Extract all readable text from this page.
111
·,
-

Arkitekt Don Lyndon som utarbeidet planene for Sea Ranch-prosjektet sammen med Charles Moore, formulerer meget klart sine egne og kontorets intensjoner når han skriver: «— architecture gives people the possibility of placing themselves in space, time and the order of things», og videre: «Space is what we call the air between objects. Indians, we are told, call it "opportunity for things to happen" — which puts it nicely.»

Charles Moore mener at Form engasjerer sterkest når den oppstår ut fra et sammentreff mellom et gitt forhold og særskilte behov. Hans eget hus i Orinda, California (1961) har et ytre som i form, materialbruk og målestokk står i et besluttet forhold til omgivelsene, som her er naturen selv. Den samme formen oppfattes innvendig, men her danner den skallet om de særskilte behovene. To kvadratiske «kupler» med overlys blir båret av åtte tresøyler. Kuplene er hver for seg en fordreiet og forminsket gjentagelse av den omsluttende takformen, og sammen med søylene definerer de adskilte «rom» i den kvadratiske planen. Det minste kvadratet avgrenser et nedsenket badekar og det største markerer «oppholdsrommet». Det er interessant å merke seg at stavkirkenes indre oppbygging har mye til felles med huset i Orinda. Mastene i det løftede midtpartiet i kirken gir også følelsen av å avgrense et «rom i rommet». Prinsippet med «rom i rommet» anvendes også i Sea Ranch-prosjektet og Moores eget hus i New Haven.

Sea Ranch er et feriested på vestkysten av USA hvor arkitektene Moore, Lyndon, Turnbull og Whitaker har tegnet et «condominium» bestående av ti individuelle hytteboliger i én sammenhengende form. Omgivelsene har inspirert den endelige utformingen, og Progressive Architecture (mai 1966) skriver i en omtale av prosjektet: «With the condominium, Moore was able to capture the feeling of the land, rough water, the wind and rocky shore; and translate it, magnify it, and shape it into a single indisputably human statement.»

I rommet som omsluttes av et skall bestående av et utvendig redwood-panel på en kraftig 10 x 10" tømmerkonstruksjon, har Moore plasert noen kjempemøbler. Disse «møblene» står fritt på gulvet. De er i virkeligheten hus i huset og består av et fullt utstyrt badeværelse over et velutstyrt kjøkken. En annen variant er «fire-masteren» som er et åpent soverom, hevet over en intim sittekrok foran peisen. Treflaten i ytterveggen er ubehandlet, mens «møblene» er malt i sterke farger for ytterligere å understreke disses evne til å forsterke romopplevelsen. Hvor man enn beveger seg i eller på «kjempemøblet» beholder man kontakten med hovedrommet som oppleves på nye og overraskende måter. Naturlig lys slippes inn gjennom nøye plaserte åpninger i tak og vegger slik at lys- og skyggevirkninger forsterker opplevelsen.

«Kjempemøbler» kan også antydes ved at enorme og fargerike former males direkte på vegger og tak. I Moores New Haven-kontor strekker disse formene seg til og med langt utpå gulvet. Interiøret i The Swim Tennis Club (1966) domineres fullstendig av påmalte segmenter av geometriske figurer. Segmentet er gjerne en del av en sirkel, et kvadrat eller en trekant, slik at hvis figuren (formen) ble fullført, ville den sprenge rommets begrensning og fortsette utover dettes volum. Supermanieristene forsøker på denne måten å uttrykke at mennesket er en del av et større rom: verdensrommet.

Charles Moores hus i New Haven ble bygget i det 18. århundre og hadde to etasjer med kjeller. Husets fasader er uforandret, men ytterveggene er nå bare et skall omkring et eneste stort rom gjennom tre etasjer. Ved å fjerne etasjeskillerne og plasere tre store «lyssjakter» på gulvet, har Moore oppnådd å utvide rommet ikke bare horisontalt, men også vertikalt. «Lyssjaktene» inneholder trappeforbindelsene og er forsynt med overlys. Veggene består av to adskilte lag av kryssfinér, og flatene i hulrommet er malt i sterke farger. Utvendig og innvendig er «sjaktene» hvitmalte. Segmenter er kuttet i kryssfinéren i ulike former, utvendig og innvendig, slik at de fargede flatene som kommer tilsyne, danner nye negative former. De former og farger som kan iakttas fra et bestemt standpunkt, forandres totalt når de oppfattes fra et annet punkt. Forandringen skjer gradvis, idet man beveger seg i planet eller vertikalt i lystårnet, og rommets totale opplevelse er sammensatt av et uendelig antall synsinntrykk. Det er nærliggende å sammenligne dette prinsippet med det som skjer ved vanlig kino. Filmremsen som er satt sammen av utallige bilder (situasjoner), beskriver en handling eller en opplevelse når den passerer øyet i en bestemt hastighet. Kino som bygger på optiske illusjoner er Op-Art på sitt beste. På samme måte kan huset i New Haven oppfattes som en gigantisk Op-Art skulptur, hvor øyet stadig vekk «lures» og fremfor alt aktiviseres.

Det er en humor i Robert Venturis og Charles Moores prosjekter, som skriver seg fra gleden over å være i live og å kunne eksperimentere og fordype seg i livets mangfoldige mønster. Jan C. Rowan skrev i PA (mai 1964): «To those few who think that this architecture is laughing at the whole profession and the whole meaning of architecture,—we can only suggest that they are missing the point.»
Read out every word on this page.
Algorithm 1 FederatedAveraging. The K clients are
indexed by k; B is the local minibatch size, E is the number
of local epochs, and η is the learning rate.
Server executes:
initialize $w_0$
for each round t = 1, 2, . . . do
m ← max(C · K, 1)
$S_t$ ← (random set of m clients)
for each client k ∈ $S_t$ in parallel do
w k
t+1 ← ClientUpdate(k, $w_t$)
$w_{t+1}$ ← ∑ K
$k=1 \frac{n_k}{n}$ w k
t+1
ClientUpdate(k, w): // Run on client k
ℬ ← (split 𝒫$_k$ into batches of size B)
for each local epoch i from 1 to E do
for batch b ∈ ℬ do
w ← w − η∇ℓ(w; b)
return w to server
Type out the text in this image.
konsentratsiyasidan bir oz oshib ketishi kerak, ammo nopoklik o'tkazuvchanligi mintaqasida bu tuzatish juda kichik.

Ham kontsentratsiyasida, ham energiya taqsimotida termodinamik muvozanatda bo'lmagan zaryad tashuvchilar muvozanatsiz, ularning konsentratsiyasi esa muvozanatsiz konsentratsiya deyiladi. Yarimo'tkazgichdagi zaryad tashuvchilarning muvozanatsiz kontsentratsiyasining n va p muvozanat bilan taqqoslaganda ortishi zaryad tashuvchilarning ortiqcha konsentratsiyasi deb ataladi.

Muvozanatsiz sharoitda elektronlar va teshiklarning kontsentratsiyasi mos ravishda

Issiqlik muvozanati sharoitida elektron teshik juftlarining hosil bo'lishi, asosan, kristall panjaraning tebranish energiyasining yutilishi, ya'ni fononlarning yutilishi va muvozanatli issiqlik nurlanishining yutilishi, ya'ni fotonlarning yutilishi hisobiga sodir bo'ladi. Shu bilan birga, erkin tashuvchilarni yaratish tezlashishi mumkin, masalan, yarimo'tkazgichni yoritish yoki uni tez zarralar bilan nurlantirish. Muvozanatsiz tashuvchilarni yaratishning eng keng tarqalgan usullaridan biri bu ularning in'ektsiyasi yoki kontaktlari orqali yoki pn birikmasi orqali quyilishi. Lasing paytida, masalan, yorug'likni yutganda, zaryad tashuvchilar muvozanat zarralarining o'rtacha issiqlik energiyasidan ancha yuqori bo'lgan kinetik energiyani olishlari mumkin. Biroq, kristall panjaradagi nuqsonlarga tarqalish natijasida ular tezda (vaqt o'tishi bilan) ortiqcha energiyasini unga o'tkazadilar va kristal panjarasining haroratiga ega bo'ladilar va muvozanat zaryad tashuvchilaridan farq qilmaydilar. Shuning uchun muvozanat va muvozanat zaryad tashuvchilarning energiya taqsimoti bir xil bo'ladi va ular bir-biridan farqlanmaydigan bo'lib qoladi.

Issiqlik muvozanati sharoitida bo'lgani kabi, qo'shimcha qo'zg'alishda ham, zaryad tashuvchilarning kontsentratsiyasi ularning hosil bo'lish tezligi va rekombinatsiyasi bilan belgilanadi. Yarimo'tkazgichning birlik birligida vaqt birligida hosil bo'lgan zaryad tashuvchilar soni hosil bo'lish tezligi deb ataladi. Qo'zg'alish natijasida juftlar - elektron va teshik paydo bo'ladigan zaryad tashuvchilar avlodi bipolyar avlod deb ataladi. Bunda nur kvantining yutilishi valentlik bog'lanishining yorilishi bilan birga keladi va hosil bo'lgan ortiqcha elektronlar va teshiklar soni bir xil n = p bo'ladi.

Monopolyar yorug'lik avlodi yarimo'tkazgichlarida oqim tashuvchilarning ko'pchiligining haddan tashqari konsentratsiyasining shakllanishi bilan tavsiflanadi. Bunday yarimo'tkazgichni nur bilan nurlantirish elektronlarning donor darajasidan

•••

§ EXERCISE
List every line above that holds the word "clients".

§ SOLVED PROBLEM
Algorithm 1 FederatedAveraging. The K clients are
$S_t$ ← (random set of m clients)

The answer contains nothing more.